__Task goal__. Return exactly the span of lines that opens with the line containing "What data populates" and closes with the last line of the data, inclusive.

__Records for this exercise__.
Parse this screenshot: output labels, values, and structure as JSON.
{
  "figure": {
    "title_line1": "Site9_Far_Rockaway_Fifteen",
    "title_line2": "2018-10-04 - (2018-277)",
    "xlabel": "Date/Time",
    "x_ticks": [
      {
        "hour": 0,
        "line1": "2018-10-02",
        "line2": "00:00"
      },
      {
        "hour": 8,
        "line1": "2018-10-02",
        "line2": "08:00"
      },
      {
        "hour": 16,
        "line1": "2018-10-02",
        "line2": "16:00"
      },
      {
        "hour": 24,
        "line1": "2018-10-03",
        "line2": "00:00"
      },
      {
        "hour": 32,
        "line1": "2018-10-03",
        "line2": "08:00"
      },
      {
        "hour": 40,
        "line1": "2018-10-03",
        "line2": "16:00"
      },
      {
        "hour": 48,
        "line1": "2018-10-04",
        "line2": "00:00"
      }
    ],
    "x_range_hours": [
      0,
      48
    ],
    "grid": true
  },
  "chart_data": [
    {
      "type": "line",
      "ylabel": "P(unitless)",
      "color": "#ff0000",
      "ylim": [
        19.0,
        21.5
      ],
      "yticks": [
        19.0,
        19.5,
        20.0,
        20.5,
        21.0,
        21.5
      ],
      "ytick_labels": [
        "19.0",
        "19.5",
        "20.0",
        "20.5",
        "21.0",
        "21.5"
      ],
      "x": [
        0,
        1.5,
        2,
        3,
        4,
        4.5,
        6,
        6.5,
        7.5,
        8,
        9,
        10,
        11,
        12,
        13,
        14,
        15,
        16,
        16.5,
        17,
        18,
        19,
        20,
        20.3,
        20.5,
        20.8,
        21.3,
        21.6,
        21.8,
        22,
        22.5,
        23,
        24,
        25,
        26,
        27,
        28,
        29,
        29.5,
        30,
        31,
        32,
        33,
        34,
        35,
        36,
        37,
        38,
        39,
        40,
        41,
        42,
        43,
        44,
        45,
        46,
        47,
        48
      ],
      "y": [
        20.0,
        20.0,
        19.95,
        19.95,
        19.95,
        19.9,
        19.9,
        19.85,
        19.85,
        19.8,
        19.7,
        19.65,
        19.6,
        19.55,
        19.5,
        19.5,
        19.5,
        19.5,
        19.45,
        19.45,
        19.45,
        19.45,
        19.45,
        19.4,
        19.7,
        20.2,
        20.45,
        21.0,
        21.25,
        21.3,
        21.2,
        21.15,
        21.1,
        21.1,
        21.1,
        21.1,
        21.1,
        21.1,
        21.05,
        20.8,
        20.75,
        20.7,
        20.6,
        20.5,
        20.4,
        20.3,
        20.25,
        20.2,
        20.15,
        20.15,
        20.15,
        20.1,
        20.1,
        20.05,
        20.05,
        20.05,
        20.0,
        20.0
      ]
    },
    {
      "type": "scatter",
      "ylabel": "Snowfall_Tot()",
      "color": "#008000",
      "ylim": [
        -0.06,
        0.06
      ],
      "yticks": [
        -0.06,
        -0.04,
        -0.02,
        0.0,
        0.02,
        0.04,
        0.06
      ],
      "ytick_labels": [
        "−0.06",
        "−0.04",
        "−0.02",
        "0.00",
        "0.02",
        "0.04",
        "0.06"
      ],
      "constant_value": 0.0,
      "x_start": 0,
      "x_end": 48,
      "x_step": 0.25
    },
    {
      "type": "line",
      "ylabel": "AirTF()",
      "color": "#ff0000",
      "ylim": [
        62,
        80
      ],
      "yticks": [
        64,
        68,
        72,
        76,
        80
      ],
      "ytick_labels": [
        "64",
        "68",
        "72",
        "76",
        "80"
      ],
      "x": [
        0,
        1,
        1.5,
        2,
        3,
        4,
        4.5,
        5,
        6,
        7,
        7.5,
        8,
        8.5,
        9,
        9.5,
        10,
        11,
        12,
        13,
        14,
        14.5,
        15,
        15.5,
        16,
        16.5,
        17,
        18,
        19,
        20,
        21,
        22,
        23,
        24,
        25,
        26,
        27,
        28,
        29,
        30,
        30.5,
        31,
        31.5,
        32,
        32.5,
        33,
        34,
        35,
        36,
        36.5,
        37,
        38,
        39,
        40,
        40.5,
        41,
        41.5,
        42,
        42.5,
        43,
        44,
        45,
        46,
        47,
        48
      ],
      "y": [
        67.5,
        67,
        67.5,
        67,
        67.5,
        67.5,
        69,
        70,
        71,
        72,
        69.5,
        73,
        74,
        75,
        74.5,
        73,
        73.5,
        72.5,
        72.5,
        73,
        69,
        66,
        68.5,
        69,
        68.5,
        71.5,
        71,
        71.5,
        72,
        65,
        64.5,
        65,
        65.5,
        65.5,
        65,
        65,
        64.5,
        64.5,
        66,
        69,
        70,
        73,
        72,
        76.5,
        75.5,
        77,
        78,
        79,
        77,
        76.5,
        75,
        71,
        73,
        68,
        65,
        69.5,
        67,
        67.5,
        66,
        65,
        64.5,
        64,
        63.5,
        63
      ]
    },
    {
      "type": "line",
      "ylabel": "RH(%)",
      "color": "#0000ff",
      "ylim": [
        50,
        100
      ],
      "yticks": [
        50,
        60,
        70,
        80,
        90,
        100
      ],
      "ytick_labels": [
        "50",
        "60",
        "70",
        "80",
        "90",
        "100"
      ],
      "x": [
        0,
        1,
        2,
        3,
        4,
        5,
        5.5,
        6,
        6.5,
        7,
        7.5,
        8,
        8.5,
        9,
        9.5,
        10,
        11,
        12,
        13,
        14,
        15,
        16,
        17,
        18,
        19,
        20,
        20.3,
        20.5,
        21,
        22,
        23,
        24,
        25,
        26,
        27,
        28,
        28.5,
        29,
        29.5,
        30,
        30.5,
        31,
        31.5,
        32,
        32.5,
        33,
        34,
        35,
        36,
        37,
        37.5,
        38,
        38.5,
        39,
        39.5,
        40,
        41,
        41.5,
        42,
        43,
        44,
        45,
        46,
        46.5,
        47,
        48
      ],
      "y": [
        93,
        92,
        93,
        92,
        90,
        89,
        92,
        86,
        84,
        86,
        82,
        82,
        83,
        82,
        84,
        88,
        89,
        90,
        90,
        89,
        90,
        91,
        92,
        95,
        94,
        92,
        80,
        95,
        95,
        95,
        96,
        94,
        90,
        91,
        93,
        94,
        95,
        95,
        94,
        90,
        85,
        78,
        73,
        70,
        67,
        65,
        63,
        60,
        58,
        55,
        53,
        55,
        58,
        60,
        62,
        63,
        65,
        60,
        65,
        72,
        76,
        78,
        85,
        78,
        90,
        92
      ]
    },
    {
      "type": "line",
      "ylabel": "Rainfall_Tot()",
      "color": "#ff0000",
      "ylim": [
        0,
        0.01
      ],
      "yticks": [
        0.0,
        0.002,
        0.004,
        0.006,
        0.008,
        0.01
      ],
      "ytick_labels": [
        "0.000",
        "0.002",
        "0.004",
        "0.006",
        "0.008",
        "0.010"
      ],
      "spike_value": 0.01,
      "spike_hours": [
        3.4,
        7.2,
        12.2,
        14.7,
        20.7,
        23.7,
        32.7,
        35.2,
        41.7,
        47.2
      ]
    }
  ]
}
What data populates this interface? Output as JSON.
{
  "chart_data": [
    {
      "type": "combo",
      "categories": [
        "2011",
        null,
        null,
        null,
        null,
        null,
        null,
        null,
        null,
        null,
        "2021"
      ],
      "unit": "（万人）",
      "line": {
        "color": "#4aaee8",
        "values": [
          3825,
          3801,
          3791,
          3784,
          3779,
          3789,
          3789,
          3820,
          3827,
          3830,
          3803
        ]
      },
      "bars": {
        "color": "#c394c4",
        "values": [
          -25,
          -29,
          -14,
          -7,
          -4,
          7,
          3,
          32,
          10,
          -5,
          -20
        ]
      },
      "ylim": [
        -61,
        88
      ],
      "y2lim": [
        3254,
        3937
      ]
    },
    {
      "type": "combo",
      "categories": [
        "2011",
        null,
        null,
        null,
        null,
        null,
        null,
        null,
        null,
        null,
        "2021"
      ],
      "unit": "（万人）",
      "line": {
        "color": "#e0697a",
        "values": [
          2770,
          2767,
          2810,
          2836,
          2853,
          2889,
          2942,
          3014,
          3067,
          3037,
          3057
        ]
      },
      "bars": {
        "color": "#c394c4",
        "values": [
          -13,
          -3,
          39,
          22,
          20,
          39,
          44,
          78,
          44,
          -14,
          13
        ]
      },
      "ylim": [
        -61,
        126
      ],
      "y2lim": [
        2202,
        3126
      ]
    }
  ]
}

__Solved exercise__.
What data populates this interface? Output as JSON.
{
  "chart_data": [
    {
      "type": "combo",
      "categories": [
        "2011",
        null,
        null,
        null,
        null,
        null,
        null,
        null,
        null,
        null,
        "2021"
      ],
      "unit": "（万人）",
      "line": {
        "color": "#4aaee8",
        "values": [
          3825,
          3801,
          3791,
          3784,
          3779,
          3789,
          3789,
          3820,
          3827,
          3830,
          3803
        ]
      },
      "bars": {
        "color": "#c394c4",
        "values": [
          -25,
          -29,
          -14,
          -7,
          -4,
          7,
          3,
          32,
          10,
          -5,
          -20
        ]
      },
      "ylim": [
        -61,
        88
      ],
      "y2lim": [
        3254,
        3937
      ]
    },
    {
      "type": "combo",
      "categories": [
        "2011",
        null,
        null,
        null,
        null,
        null,
        null,
        null,
        null,
        null,
        "2021"
      ],
      "unit": "（万人）",
      "line": {
        "color": "#e0697a",
        "values": [
          2770,
          2767,
          2810,
          2836,
          2853,
          2889,
          2942,
          3014,
          3067,
          3037,
          3057
        ]
      },
      "bars": {
        "color": "#c394c4",
        "values": [
          -13,
          -3,
          39,
          22,
          20,
          39,
          44,
          78,
          44,
          -14,
          13
        ]
      },
      "ylim": [
        -61,
        126
      ],
      "y2lim": [
        2202,
        3126
      ]
    }
  ]
}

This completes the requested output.